● **Task item**
Show the lines below where "całkowitego" occurs.

Entries of transcribed document text:
Segment Open

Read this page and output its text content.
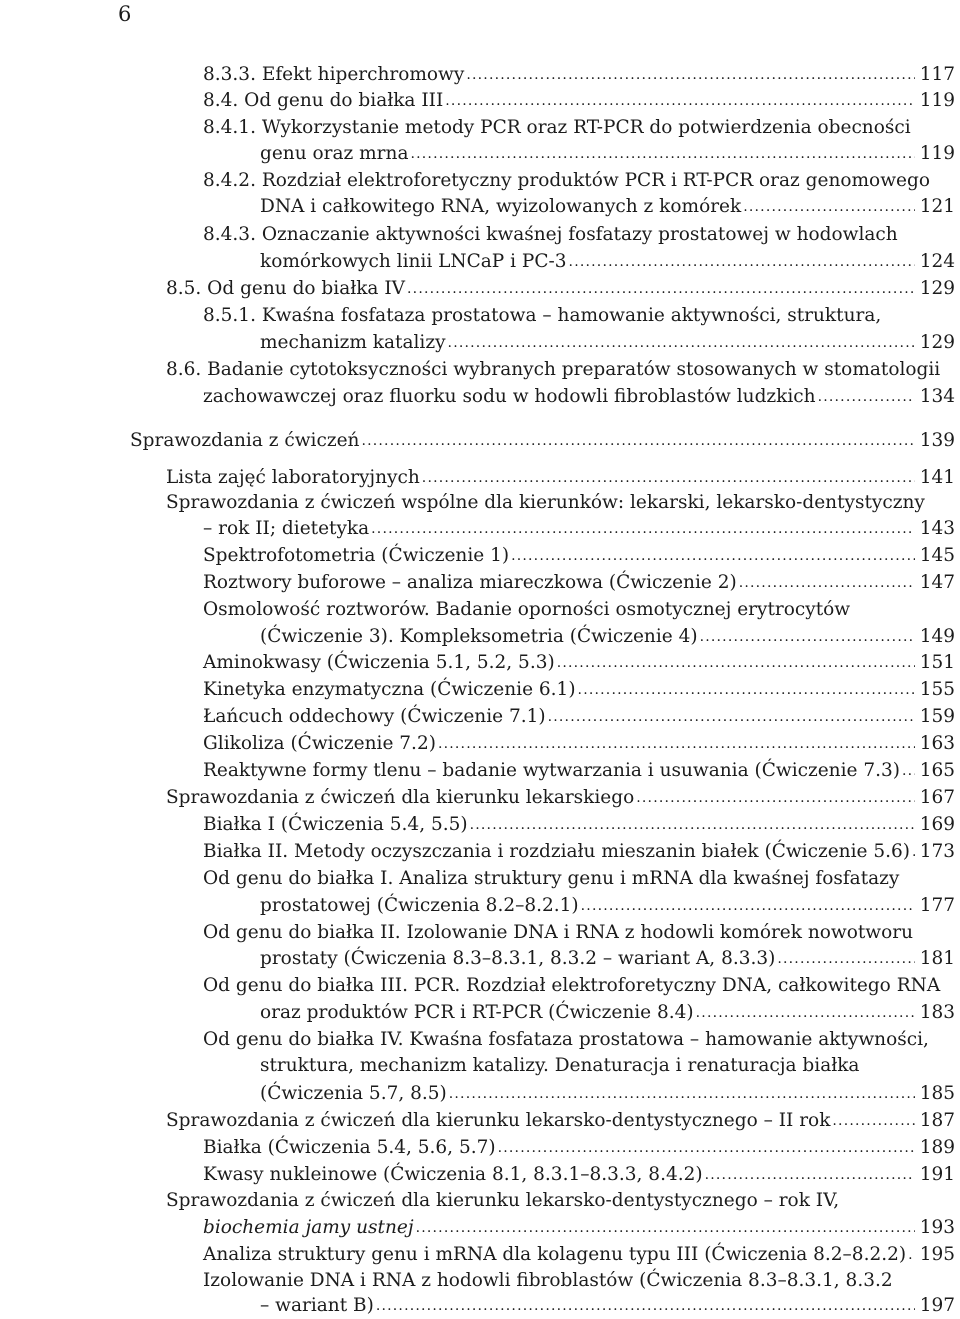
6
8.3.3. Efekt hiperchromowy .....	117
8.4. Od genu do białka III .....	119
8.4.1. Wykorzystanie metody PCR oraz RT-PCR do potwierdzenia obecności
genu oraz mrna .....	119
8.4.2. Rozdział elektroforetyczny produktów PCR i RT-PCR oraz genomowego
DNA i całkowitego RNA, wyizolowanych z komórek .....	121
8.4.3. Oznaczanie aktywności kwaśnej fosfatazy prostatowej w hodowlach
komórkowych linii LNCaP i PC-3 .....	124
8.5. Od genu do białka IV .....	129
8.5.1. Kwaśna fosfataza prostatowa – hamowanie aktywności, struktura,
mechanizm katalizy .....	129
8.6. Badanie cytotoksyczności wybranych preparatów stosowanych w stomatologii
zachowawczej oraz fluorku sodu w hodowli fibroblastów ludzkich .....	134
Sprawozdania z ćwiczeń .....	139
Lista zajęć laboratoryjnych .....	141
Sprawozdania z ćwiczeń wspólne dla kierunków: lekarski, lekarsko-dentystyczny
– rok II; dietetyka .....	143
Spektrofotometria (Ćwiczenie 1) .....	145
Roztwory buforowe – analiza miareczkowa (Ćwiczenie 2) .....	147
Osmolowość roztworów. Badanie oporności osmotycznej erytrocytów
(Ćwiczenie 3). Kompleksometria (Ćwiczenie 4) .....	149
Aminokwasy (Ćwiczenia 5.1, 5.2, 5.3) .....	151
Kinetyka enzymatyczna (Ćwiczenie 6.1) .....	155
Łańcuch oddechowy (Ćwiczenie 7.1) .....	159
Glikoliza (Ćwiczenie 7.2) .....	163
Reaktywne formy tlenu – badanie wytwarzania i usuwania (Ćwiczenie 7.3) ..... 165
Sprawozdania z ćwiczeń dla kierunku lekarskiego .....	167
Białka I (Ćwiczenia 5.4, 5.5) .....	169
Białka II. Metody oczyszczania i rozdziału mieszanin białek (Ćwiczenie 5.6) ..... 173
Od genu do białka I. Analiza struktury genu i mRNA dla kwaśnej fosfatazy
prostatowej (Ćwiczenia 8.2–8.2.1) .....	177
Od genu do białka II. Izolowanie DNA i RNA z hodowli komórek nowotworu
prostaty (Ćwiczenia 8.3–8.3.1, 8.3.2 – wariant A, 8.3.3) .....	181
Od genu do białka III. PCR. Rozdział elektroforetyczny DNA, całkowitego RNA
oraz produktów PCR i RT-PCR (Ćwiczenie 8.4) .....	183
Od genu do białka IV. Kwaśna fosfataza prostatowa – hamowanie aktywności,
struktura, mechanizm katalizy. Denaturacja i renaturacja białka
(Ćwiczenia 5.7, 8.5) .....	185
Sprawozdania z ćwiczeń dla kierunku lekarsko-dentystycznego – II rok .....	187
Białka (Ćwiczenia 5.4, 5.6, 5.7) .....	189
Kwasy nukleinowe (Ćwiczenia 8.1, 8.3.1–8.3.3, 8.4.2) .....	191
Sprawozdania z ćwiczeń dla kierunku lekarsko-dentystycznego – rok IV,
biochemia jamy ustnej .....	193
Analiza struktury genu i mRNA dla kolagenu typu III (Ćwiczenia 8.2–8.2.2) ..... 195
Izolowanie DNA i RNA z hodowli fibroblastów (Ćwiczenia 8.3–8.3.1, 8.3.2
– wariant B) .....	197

Segment Closed
Segment Open

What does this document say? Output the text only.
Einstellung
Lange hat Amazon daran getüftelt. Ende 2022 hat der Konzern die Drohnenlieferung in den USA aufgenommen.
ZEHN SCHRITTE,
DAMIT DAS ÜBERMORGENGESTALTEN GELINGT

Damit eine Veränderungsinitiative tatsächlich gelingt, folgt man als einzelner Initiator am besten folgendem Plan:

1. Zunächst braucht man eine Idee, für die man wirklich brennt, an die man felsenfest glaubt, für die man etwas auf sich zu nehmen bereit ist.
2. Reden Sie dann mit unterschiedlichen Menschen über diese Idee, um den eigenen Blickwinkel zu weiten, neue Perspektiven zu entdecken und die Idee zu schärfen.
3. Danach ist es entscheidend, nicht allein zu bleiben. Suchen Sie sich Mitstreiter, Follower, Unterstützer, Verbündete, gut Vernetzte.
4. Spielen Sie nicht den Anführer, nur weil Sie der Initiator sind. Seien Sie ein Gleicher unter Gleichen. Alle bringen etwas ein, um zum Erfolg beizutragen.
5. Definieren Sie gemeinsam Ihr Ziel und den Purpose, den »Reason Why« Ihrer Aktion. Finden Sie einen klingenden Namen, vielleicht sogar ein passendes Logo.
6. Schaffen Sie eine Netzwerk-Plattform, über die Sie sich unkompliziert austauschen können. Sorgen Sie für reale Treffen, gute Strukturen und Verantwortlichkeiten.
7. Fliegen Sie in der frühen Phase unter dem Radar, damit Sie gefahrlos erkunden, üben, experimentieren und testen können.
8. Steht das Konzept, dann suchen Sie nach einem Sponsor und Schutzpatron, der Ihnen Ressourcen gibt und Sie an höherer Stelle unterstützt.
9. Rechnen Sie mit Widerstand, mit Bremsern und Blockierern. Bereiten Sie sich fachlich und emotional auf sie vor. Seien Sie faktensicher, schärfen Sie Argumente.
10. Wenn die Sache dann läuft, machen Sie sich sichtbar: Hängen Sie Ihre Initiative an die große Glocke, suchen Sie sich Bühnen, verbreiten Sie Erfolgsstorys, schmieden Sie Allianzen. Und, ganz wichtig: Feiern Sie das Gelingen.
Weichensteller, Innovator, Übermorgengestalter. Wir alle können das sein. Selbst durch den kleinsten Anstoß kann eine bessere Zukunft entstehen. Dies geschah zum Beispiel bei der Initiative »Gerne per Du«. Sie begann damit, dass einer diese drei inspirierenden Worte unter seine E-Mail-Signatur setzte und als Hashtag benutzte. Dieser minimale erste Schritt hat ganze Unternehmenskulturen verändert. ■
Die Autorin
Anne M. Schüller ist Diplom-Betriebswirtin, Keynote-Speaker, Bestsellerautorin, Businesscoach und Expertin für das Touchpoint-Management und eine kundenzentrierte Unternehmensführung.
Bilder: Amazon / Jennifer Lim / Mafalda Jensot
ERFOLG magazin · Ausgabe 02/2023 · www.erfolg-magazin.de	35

Segment Closed

● **Answer to this exercise**
DNA i całkowitego RNA, wyizolowanych z komórek .....	121
Od genu do białka III. PCR. Rozdział elektroforetyczny DNA, całkowitego RNA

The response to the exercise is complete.